--- Begin TASK INPUTS ---
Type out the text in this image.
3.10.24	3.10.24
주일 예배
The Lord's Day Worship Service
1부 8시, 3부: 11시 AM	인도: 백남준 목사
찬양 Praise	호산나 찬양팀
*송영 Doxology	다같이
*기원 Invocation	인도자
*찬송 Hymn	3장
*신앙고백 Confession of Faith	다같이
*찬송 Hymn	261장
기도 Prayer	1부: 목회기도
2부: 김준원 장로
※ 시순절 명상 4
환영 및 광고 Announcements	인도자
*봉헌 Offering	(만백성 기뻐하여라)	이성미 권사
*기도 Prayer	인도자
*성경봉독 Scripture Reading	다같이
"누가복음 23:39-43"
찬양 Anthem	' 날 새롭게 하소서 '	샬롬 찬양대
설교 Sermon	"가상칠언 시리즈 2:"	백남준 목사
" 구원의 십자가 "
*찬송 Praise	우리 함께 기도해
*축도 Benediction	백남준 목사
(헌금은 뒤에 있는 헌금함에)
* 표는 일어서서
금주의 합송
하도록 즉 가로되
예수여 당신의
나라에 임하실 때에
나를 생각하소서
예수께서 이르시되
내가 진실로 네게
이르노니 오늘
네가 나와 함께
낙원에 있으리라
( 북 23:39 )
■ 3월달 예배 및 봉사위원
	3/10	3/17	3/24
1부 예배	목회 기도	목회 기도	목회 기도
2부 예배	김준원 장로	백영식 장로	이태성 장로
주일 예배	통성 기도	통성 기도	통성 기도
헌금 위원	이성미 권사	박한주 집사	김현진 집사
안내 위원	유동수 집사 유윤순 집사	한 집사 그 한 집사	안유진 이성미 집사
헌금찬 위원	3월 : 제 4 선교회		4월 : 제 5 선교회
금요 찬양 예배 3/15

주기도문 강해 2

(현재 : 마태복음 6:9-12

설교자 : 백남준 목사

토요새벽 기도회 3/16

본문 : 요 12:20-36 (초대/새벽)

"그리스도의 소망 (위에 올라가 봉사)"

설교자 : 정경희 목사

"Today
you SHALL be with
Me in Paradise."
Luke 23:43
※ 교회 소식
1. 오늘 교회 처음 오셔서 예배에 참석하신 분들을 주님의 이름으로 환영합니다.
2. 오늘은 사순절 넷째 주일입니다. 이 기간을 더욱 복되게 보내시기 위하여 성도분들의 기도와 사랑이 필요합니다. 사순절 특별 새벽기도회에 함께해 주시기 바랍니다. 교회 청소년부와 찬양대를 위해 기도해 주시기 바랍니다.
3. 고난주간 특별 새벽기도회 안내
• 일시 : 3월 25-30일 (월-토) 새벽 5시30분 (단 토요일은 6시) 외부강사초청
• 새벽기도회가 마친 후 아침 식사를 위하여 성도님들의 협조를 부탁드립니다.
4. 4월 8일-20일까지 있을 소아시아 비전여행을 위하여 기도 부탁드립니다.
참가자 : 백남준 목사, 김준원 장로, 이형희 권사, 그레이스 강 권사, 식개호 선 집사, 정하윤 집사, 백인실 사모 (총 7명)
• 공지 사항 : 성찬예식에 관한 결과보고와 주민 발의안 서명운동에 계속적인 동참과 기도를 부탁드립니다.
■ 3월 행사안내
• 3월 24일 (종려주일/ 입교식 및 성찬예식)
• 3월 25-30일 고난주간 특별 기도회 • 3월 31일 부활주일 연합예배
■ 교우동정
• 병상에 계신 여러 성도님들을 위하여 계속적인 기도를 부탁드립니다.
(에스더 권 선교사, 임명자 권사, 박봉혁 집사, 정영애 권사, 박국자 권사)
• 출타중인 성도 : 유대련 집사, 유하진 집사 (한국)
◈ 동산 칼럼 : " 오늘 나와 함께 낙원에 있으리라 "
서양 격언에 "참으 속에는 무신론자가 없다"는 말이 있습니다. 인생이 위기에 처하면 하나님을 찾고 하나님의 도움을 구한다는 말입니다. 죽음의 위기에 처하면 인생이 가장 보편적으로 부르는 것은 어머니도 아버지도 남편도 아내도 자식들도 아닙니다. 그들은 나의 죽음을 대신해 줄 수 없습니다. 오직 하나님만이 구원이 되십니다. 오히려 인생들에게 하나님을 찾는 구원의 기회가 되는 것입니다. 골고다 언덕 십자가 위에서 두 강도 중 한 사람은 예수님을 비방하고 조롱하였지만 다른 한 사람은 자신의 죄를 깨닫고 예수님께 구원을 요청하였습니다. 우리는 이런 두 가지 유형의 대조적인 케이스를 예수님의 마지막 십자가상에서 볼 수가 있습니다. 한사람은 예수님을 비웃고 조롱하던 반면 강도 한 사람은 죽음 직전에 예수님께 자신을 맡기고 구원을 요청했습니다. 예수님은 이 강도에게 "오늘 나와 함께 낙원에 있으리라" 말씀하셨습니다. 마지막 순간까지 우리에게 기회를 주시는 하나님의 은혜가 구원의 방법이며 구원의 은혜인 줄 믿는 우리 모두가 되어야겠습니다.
--- End TASK INPUTS ---
Return the lines above exactly, keeping every word.

- **SOLUTION TO THIS PROBLEM**:
Type out the text in this image.
3.10.24	3.10.24
주일 예배
The Lord's Day Worship Service
1부 8시, 3부: 11시 AM	인도: 백남준 목사
찬양 Praise	호산나 찬양팀
*송영 Doxology	다같이
*기원 Invocation	인도자
*찬송 Hymn	3장
*신앙고백 Confession of Faith	다같이
*찬송 Hymn	261장
기도 Prayer	1부: 목회기도
2부: 김준원 장로
※ 시순절 명상 4
환영 및 광고 Announcements	인도자
*봉헌 Offering	(만백성 기뻐하여라)	이성미 권사
*기도 Prayer	인도자
*성경봉독 Scripture Reading	다같이
"누가복음 23:39-43"
찬양 Anthem	' 날 새롭게 하소서 '	샬롬 찬양대
설교 Sermon	"가상칠언 시리즈 2:"	백남준 목사
" 구원의 십자가 "
*찬송 Praise	우리 함께 기도해
*축도 Benediction	백남준 목사
(헌금은 뒤에 있는 헌금함에)
* 표는 일어서서
금주의 합송
하도록 즉 가로되
예수여 당신의
나라에 임하실 때에
나를 생각하소서
예수께서 이르시되
내가 진실로 네게
이르노니 오늘
네가 나와 함께
낙원에 있으리라
( 북 23:39 )
■ 3월달 예배 및 봉사위원
	3/10	3/17	3/24
1부 예배	목회 기도	목회 기도	목회 기도
2부 예배	김준원 장로	백영식 장로	이태성 장로
주일 예배	통성 기도	통성 기도	통성 기도
헌금 위원	이성미 권사	박한주 집사	김현진 집사
안내 위원	유동수 집사 유윤순 집사	한 집사 그 한 집사	안유진 이성미 집사
헌금찬 위원	3월 : 제 4 선교회		4월 : 제 5 선교회
금요 찬양 예배 3/15

주기도문 강해 2

(현재 : 마태복음 6:9-12

설교자 : 백남준 목사

토요새벽 기도회 3/16

본문 : 요 12:20-36 (초대/새벽)

"그리스도의 소망 (위에 올라가 봉사)"

설교자 : 정경희 목사

"Today
you SHALL be with
Me in Paradise."
Luke 23:43
※ 교회 소식
1. 오늘 교회 처음 오셔서 예배에 참석하신 분들을 주님의 이름으로 환영합니다.
2. 오늘은 사순절 넷째 주일입니다. 이 기간을 더욱 복되게 보내시기 위하여 성도분들의 기도와 사랑이 필요합니다. 사순절 특별 새벽기도회에 함께해 주시기 바랍니다. 교회 청소년부와 찬양대를 위해 기도해 주시기 바랍니다.
3. 고난주간 특별 새벽기도회 안내
• 일시 : 3월 25-30일 (월-토) 새벽 5시30분 (단 토요일은 6시) 외부강사초청
• 새벽기도회가 마친 후 아침 식사를 위하여 성도님들의 협조를 부탁드립니다.
4. 4월 8일-20일까지 있을 소아시아 비전여행을 위하여 기도 부탁드립니다.
참가자 : 백남준 목사, 김준원 장로, 이형희 권사, 그레이스 강 권사, 식개호 선 집사, 정하윤 집사, 백인실 사모 (총 7명)
• 공지 사항 : 성찬예식에 관한 결과보고와 주민 발의안 서명운동에 계속적인 동참과 기도를 부탁드립니다.
■ 3월 행사안내
• 3월 24일 (종려주일/ 입교식 및 성찬예식)
• 3월 25-30일 고난주간 특별 기도회 • 3월 31일 부활주일 연합예배
■ 교우동정
• 병상에 계신 여러 성도님들을 위하여 계속적인 기도를 부탁드립니다.
(에스더 권 선교사, 임명자 권사, 박봉혁 집사, 정영애 권사, 박국자 권사)
• 출타중인 성도 : 유대련 집사, 유하진 집사 (한국)
◈ 동산 칼럼 : " 오늘 나와 함께 낙원에 있으리라 "
서양 격언에 "참으 속에는 무신론자가 없다"는 말이 있습니다. 인생이 위기에 처하면 하나님을 찾고 하나님의 도움을 구한다는 말입니다. 죽음의 위기에 처하면 인생이 가장 보편적으로 부르는 것은 어머니도 아버지도 남편도 아내도 자식들도 아닙니다. 그들은 나의 죽음을 대신해 줄 수 없습니다. 오직 하나님만이 구원이 되십니다. 오히려 인생들에게 하나님을 찾는 구원의 기회가 되는 것입니다. 골고다 언덕 십자가 위에서 두 강도 중 한 사람은 예수님을 비방하고 조롱하였지만 다른 한 사람은 자신의 죄를 깨닫고 예수님께 구원을 요청하였습니다. 우리는 이런 두 가지 유형의 대조적인 케이스를 예수님의 마지막 십자가상에서 볼 수가 있습니다. 한사람은 예수님을 비웃고 조롱하던 반면 강도 한 사람은 죽음 직전에 예수님께 자신을 맡기고 구원을 요청했습니다. 예수님은 이 강도에게 "오늘 나와 함께 낙원에 있으리라" 말씀하셨습니다. 마지막 순간까지 우리에게 기회를 주시는 하나님의 은혜가 구원의 방법이며 구원의 은혜인 줄 믿는 우리 모두가 되어야겠습니다.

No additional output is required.